___ EXERCISE MATERIAL
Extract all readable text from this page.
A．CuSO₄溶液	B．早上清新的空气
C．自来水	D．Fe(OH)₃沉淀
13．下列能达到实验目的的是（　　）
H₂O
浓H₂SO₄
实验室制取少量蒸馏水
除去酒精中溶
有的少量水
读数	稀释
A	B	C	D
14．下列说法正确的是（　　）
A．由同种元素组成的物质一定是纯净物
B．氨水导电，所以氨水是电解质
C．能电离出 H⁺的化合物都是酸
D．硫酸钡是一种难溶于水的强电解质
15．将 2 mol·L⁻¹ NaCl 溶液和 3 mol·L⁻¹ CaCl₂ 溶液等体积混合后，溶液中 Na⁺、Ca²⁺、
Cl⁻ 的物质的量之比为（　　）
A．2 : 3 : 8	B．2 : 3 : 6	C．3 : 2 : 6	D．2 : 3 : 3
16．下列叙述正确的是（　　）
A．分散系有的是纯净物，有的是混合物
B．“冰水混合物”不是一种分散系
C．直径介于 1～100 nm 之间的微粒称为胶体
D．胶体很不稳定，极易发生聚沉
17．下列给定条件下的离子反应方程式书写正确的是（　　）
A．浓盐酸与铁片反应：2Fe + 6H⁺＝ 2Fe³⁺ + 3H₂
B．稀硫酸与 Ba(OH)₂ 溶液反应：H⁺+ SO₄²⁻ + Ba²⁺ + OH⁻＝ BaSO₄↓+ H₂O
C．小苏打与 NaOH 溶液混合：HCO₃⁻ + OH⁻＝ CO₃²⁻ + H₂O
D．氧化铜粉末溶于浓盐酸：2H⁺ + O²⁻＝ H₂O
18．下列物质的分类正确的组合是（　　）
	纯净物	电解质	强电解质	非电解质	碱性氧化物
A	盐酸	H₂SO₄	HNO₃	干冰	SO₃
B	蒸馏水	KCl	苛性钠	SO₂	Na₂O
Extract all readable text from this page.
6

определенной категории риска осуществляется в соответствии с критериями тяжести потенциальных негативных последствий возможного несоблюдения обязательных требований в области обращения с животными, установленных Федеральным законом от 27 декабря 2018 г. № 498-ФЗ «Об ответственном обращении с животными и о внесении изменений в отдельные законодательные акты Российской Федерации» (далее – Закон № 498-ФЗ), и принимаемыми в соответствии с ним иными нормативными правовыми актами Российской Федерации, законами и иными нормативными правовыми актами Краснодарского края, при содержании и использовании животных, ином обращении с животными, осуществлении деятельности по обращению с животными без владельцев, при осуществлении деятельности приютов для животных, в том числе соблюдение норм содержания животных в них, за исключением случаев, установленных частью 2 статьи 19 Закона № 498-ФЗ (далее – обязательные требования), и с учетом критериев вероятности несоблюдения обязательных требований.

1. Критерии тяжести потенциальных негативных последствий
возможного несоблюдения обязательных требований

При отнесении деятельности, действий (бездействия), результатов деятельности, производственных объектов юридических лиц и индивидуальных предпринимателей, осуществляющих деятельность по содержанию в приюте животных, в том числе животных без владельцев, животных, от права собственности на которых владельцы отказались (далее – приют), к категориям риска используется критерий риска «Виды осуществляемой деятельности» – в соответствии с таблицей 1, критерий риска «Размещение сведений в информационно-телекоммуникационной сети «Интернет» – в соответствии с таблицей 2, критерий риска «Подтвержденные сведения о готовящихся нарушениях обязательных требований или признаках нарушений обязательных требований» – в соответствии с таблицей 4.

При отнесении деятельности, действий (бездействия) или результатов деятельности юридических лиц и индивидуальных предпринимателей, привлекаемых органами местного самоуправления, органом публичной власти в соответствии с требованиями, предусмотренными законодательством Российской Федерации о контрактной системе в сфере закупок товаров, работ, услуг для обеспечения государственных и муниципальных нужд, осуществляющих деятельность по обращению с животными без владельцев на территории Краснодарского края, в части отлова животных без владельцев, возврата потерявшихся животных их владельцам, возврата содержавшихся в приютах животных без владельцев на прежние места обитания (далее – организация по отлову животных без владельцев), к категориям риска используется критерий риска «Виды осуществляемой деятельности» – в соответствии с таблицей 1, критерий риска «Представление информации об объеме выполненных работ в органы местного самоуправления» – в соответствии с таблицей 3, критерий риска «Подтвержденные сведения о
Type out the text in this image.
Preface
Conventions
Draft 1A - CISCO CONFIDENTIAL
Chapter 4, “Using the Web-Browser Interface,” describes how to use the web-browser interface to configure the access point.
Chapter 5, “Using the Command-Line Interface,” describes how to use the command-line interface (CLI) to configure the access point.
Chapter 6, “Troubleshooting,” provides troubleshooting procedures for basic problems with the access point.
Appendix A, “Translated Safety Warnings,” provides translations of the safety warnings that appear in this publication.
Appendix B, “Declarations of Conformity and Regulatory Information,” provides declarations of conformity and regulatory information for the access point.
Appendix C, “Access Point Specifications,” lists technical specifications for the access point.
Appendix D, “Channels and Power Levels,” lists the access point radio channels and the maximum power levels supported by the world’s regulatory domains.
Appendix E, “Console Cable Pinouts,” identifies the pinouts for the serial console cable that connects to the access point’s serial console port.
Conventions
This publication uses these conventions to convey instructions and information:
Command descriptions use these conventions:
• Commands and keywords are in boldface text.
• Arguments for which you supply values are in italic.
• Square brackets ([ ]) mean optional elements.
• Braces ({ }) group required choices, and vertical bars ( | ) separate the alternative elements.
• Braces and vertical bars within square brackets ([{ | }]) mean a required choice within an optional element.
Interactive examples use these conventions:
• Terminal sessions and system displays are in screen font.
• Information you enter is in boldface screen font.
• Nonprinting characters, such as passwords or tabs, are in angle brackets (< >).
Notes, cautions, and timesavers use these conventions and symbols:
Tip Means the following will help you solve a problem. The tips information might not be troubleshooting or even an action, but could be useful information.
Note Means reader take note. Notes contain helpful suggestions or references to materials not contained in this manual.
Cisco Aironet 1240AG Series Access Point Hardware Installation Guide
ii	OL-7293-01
______
Copy the data above in full, character for character.

Extract all readable text from this page.
A．CuSO₄溶液	B．早上清新的空气
C．自来水	D．Fe(OH)₃沉淀
13．下列能达到实验目的的是（　　）
H₂O
浓H₂SO₄
实验室制取少量蒸馏水
除去酒精中溶
有的少量水
读数	稀释
A	B	C	D
14．下列说法正确的是（　　）
A．由同种元素组成的物质一定是纯净物
B．氨水导电，所以氨水是电解质
C．能电离出 H⁺的化合物都是酸
D．硫酸钡是一种难溶于水的强电解质
15．将 2 mol·L⁻¹ NaCl 溶液和 3 mol·L⁻¹ CaCl₂ 溶液等体积混合后，溶液中 Na⁺、Ca²⁺、
Cl⁻ 的物质的量之比为（　　）
A．2 : 3 : 8	B．2 : 3 : 6	C．3 : 2 : 6	D．2 : 3 : 3
16．下列叙述正确的是（　　）
A．分散系有的是纯净物，有的是混合物
B．“冰水混合物”不是一种分散系
C．直径介于 1～100 nm 之间的微粒称为胶体
D．胶体很不稳定，极易发生聚沉
17．下列给定条件下的离子反应方程式书写正确的是（　　）
A．浓盐酸与铁片反应：2Fe + 6H⁺＝ 2Fe³⁺ + 3H₂
B．稀硫酸与 Ba(OH)₂ 溶液反应：H⁺+ SO₄²⁻ + Ba²⁺ + OH⁻＝ BaSO₄↓+ H₂O
C．小苏打与 NaOH 溶液混合：HCO₃⁻ + OH⁻＝ CO₃²⁻ + H₂O
D．氧化铜粉末溶于浓盐酸：2H⁺ + O²⁻＝ H₂O
18．下列物质的分类正确的组合是（　　）
	纯净物	电解质	强电解质	非电解质	碱性氧化物
A	盐酸	H₂SO₄	HNO₃	干冰	SO₃
B	蒸馏水	KCl	苛性钠	SO₂	Na₂O
Extract all readable text from this page.
6

определенной категории риска осуществляется в соответствии с критериями тяжести потенциальных негативных последствий возможного несоблюдения обязательных требований в области обращения с животными, установленных Федеральным законом от 27 декабря 2018 г. № 498-ФЗ «Об ответственном обращении с животными и о внесении изменений в отдельные законодательные акты Российской Федерации» (далее – Закон № 498-ФЗ), и принимаемыми в соответствии с ним иными нормативными правовыми актами Российской Федерации, законами и иными нормативными правовыми актами Краснодарского края, при содержании и использовании животных, ином обращении с животными, осуществлении деятельности по обращению с животными без владельцев, при осуществлении деятельности приютов для животных, в том числе соблюдение норм содержания животных в них, за исключением случаев, установленных частью 2 статьи 19 Закона № 498-ФЗ (далее – обязательные требования), и с учетом критериев вероятности несоблюдения обязательных требований.

1. Критерии тяжести потенциальных негативных последствий
возможного несоблюдения обязательных требований

При отнесении деятельности, действий (бездействия), результатов деятельности, производственных объектов юридических лиц и индивидуальных предпринимателей, осуществляющих деятельность по содержанию в приюте животных, в том числе животных без владельцев, животных, от права собственности на которых владельцы отказались (далее – приют), к категориям риска используется критерий риска «Виды осуществляемой деятельности» – в соответствии с таблицей 1, критерий риска «Размещение сведений в информационно-телекоммуникационной сети «Интернет» – в соответствии с таблицей 2, критерий риска «Подтвержденные сведения о готовящихся нарушениях обязательных требований или признаках нарушений обязательных требований» – в соответствии с таблицей 4.

При отнесении деятельности, действий (бездействия) или результатов деятельности юридических лиц и индивидуальных предпринимателей, привлекаемых органами местного самоуправления, органом публичной власти в соответствии с требованиями, предусмотренными законодательством Российской Федерации о контрактной системе в сфере закупок товаров, работ, услуг для обеспечения государственных и муниципальных нужд, осуществляющих деятельность по обращению с животными без владельцев на территории Краснодарского края, в части отлова животных без владельцев, возврата потерявшихся животных их владельцам, возврата содержавшихся в приютах животных без владельцев на прежние места обитания (далее – организация по отлову животных без владельцев), к категориям риска используется критерий риска «Виды осуществляемой деятельности» – в соответствии с таблицей 1, критерий риска «Представление информации об объеме выполненных работ в органы местного самоуправления» – в соответствии с таблицей 3, критерий риска «Подтвержденные сведения о
Type out the text in this image.
Preface
Conventions
Draft 1A - CISCO CONFIDENTIAL
Chapter 4, “Using the Web-Browser Interface,” describes how to use the web-browser interface to configure the access point.
Chapter 5, “Using the Command-Line Interface,” describes how to use the command-line interface (CLI) to configure the access point.
Chapter 6, “Troubleshooting,” provides troubleshooting procedures for basic problems with the access point.
Appendix A, “Translated Safety Warnings,” provides translations of the safety warnings that appear in this publication.
Appendix B, “Declarations of Conformity and Regulatory Information,” provides declarations of conformity and regulatory information for the access point.
Appendix C, “Access Point Specifications,” lists technical specifications for the access point.
Appendix D, “Channels and Power Levels,” lists the access point radio channels and the maximum power levels supported by the world’s regulatory domains.
Appendix E, “Console Cable Pinouts,” identifies the pinouts for the serial console cable that connects to the access point’s serial console port.
Conventions
This publication uses these conventions to convey instructions and information:
Command descriptions use these conventions:
• Commands and keywords are in boldface text.
• Arguments for which you supply values are in italic.
• Square brackets ([ ]) mean optional elements.
• Braces ({ }) group required choices, and vertical bars ( | ) separate the alternative elements.
• Braces and vertical bars within square brackets ([{ | }]) mean a required choice within an optional element.
Interactive examples use these conventions:
• Terminal sessions and system displays are in screen font.
• Information you enter is in boldface screen font.
• Nonprinting characters, such as passwords or tabs, are in angle brackets (< >).
Notes, cautions, and timesavers use these conventions and symbols:
Tip Means the following will help you solve a problem. The tips information might not be troubleshooting or even an action, but could be useful information.
Note Means reader take note. Notes contain helpful suggestions or references to materials not contained in this manual.
Cisco Aironet 1240AG Series Access Point Hardware Installation Guide
ii	OL-7293-01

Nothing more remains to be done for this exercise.